#### STORED ROWS ####

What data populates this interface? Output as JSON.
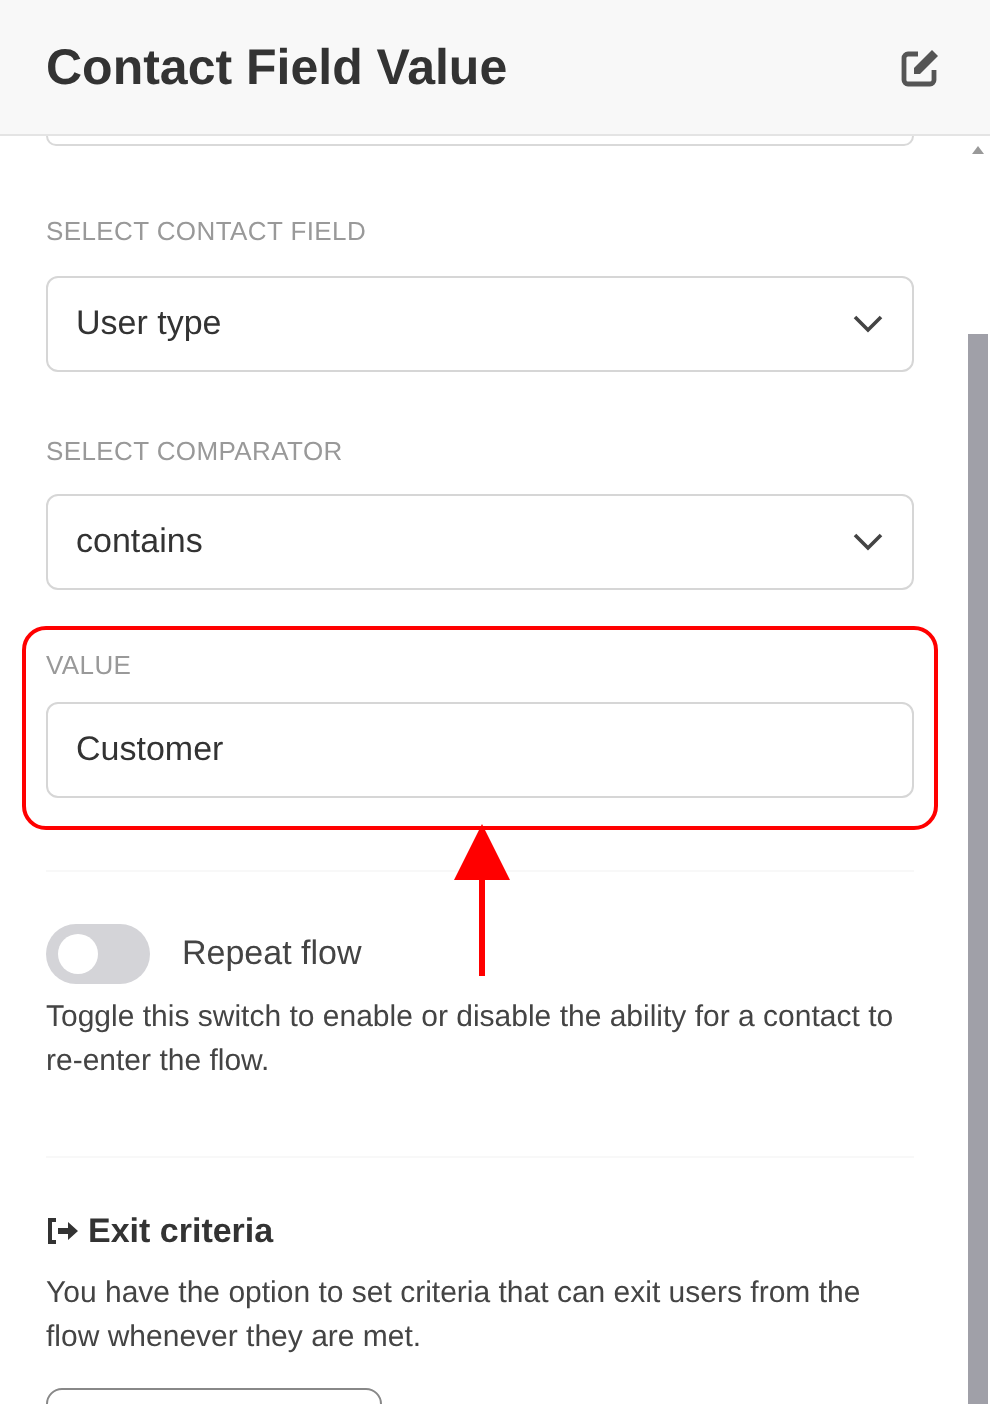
{
  "header": {
    "title": "Contact Field Value"
  },
  "fields": [
    {
      "label": "SELECT CONTACT FIELD",
      "value": "User type",
      "kind": "select",
      "highlighted": false
    },
    {
      "label": "SELECT COMPARATOR",
      "value": "contains",
      "kind": "select",
      "highlighted": false
    },
    {
      "label": "VALUE",
      "value": "Customer",
      "kind": "text",
      "highlighted": true
    }
  ],
  "repeat_flow": {
    "label": "Repeat flow",
    "on": false,
    "description": "Toggle this switch to enable or disable the ability for a contact to re-enter the flow."
  },
  "exit_criteria": {
    "title": "Exit criteria",
    "description": "You have the option to set criteria that can exit users from the flow whenever they are met."
  }
}
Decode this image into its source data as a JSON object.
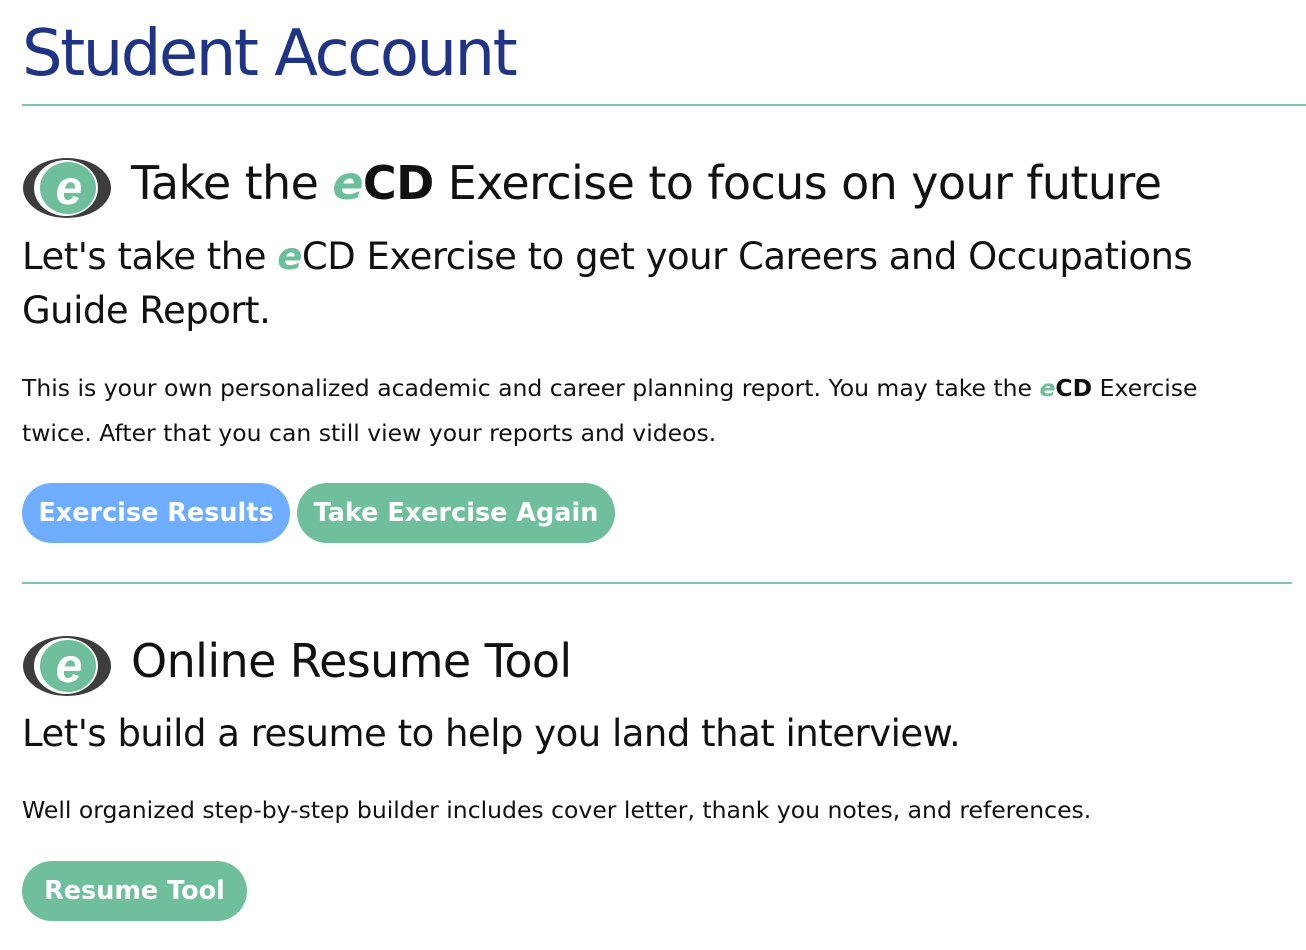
{
  "page": {
    "title": "Student Account"
  },
  "colors": {
    "title": "#1f3485",
    "divider": "#7cc3b8",
    "accent_green": "#6dbf9c",
    "button_blue": "#6eadff",
    "button_green": "#6fbf9c"
  },
  "ecd_section": {
    "logo_icon": "ecd-e-logo-icon",
    "heading_prefix": "Take the ",
    "heading_e": "e",
    "heading_cd": "CD",
    "heading_suffix": " Exercise to focus on your future",
    "lead_prefix": "Let's take the ",
    "lead_e": "e",
    "lead_cd": "CD",
    "lead_suffix": " Exercise to get your Careers and Occupations Guide Report.",
    "body_prefix": "This is your own personalized academic and career planning report. You may take the ",
    "body_e": "e",
    "body_cd": "CD",
    "body_suffix": " Exercise twice. After that you can still view your reports and videos.",
    "results_button": "Exercise Results",
    "again_button": "Take Exercise Again"
  },
  "resume_section": {
    "logo_icon": "ecd-e-logo-icon",
    "heading": "Online Resume Tool",
    "lead": "Let's build a resume to help you land that interview.",
    "body": "Well organized step-by-step builder includes cover letter, thank you notes, and references.",
    "button": "Resume Tool"
  }
}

####

EXERCISE DIRECTIONS: Retype everything in the material word for word, minus pictures.

RESULT OF THE TASK:
What data populates this interface? Output as JSON.
{
  "header": {
    "title": "Contact Field Value"
  },
  "fields": [
    {
      "label": "SELECT CONTACT FIELD",
      "value": "User type",
      "kind": "select",
      "highlighted": false
    },
    {
      "label": "SELECT COMPARATOR",
      "value": "contains",
      "kind": "select",
      "highlighted": false
    },
    {
      "label": "VALUE",
      "value": "Customer",
      "kind": "text",
      "highlighted": true
    }
  ],
  "repeat_flow": {
    "label": "Repeat flow",
    "on": false,
    "description": "Toggle this switch to enable or disable the ability for a contact to re-enter the flow."
  },
  "exit_criteria": {
    "title": "Exit criteria",
    "description": "You have the option to set criteria that can exit users from the flow whenever they are met."
  }
}
Decode this image into its source data as a JSON object.
{
  "page": {
    "title": "Student Account"
  },
  "colors": {
    "title": "#1f3485",
    "divider": "#7cc3b8",
    "accent_green": "#6dbf9c",
    "button_blue": "#6eadff",
    "button_green": "#6fbf9c"
  },
  "ecd_section": {
    "logo_icon": "ecd-e-logo-icon",
    "heading_prefix": "Take the ",
    "heading_e": "e",
    "heading_cd": "CD",
    "heading_suffix": " Exercise to focus on your future",
    "lead_prefix": "Let's take the ",
    "lead_e": "e",
    "lead_cd": "CD",
    "lead_suffix": " Exercise to get your Careers and Occupations Guide Report.",
    "body_prefix": "This is your own personalized academic and career planning report. You may take the ",
    "body_e": "e",
    "body_cd": "CD",
    "body_suffix": " Exercise twice. After that you can still view your reports and videos.",
    "results_button": "Exercise Results",
    "again_button": "Take Exercise Again"
  },
  "resume_section": {
    "logo_icon": "ecd-e-logo-icon",
    "heading": "Online Resume Tool",
    "lead": "Let's build a resume to help you land that interview.",
    "body": "Well organized step-by-step builder includes cover letter, thank you notes, and references.",
    "button": "Resume Tool"
  }
}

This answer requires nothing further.